What the exercise asks: Copy out all of the data below with no alterations.

-- start of Source data --

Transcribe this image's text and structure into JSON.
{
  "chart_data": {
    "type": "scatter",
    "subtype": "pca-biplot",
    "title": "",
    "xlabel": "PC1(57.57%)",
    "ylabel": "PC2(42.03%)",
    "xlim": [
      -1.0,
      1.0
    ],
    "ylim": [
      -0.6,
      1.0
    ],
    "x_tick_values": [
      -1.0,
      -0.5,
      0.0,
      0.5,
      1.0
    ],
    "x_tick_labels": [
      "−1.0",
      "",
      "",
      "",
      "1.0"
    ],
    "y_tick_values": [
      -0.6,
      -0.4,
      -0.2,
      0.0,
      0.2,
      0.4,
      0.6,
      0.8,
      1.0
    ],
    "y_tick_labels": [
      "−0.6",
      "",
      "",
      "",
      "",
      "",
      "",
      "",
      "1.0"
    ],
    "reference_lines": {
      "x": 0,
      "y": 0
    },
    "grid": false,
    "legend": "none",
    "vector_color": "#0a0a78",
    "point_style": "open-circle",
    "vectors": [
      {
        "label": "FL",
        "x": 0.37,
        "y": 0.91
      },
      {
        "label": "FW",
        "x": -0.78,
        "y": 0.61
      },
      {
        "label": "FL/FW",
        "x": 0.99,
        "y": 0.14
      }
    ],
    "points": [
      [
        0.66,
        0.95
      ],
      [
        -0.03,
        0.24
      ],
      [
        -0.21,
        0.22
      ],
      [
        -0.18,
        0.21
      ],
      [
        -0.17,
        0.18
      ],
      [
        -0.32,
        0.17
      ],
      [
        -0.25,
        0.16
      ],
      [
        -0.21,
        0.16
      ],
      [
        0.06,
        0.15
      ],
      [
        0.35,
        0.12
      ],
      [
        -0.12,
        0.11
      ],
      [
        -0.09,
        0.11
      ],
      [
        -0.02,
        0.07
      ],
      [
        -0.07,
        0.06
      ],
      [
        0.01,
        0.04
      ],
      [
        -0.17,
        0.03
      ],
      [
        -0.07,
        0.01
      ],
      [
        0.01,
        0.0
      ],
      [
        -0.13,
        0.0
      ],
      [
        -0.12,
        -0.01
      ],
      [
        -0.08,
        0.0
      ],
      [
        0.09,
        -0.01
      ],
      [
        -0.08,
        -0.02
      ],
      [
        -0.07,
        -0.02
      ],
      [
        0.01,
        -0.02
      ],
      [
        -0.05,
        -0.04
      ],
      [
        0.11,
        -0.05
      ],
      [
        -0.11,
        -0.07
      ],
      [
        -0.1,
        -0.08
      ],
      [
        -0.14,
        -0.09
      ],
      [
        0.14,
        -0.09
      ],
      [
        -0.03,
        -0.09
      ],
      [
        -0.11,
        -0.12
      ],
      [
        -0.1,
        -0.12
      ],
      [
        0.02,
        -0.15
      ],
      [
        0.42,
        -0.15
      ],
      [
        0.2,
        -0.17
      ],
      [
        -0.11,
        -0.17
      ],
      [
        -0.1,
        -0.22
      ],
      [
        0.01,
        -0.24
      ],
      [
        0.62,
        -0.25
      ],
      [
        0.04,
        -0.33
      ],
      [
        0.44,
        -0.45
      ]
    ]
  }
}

-- end of Source data --

The solution:
Transcribe this image's text and structure into JSON.
{
  "chart_data": {
    "type": "scatter",
    "subtype": "pca-biplot",
    "title": "",
    "xlabel": "PC1(57.57%)",
    "ylabel": "PC2(42.03%)",
    "xlim": [
      -1.0,
      1.0
    ],
    "ylim": [
      -0.6,
      1.0
    ],
    "x_tick_values": [
      -1.0,
      -0.5,
      0.0,
      0.5,
      1.0
    ],
    "x_tick_labels": [
      "−1.0",
      "",
      "",
      "",
      "1.0"
    ],
    "y_tick_values": [
      -0.6,
      -0.4,
      -0.2,
      0.0,
      0.2,
      0.4,
      0.6,
      0.8,
      1.0
    ],
    "y_tick_labels": [
      "−0.6",
      "",
      "",
      "",
      "",
      "",
      "",
      "",
      "1.0"
    ],
    "reference_lines": {
      "x": 0,
      "y": 0
    },
    "grid": false,
    "legend": "none",
    "vector_color": "#0a0a78",
    "point_style": "open-circle",
    "vectors": [
      {
        "label": "FL",
        "x": 0.37,
        "y": 0.91
      },
      {
        "label": "FW",
        "x": -0.78,
        "y": 0.61
      },
      {
        "label": "FL/FW",
        "x": 0.99,
        "y": 0.14
      }
    ],
    "points": [
      [
        0.66,
        0.95
      ],
      [
        -0.03,
        0.24
      ],
      [
        -0.21,
        0.22
      ],
      [
        -0.18,
        0.21
      ],
      [
        -0.17,
        0.18
      ],
      [
        -0.32,
        0.17
      ],
      [
        -0.25,
        0.16
      ],
      [
        -0.21,
        0.16
      ],
      [
        0.06,
        0.15
      ],
      [
        0.35,
        0.12
      ],
      [
        -0.12,
        0.11
      ],
      [
        -0.09,
        0.11
      ],
      [
        -0.02,
        0.07
      ],
      [
        -0.07,
        0.06
      ],
      [
        0.01,
        0.04
      ],
      [
        -0.17,
        0.03
      ],
      [
        -0.07,
        0.01
      ],
      [
        0.01,
        0.0
      ],
      [
        -0.13,
        0.0
      ],
      [
        -0.12,
        -0.01
      ],
      [
        -0.08,
        0.0
      ],
      [
        0.09,
        -0.01
      ],
      [
        -0.08,
        -0.02
      ],
      [
        -0.07,
        -0.02
      ],
      [
        0.01,
        -0.02
      ],
      [
        -0.05,
        -0.04
      ],
      [
        0.11,
        -0.05
      ],
      [
        -0.11,
        -0.07
      ],
      [
        -0.1,
        -0.08
      ],
      [
        -0.14,
        -0.09
      ],
      [
        0.14,
        -0.09
      ],
      [
        -0.03,
        -0.09
      ],
      [
        -0.11,
        -0.12
      ],
      [
        -0.1,
        -0.12
      ],
      [
        0.02,
        -0.15
      ],
      [
        0.42,
        -0.15
      ],
      [
        0.2,
        -0.17
      ],
      [
        -0.11,
        -0.17
      ],
      [
        -0.1,
        -0.22
      ],
      [
        0.01,
        -0.24
      ],
      [
        0.62,
        -0.25
      ],
      [
        0.04,
        -0.33
      ],
      [
        0.44,
        -0.45
      ]
    ]
  }
}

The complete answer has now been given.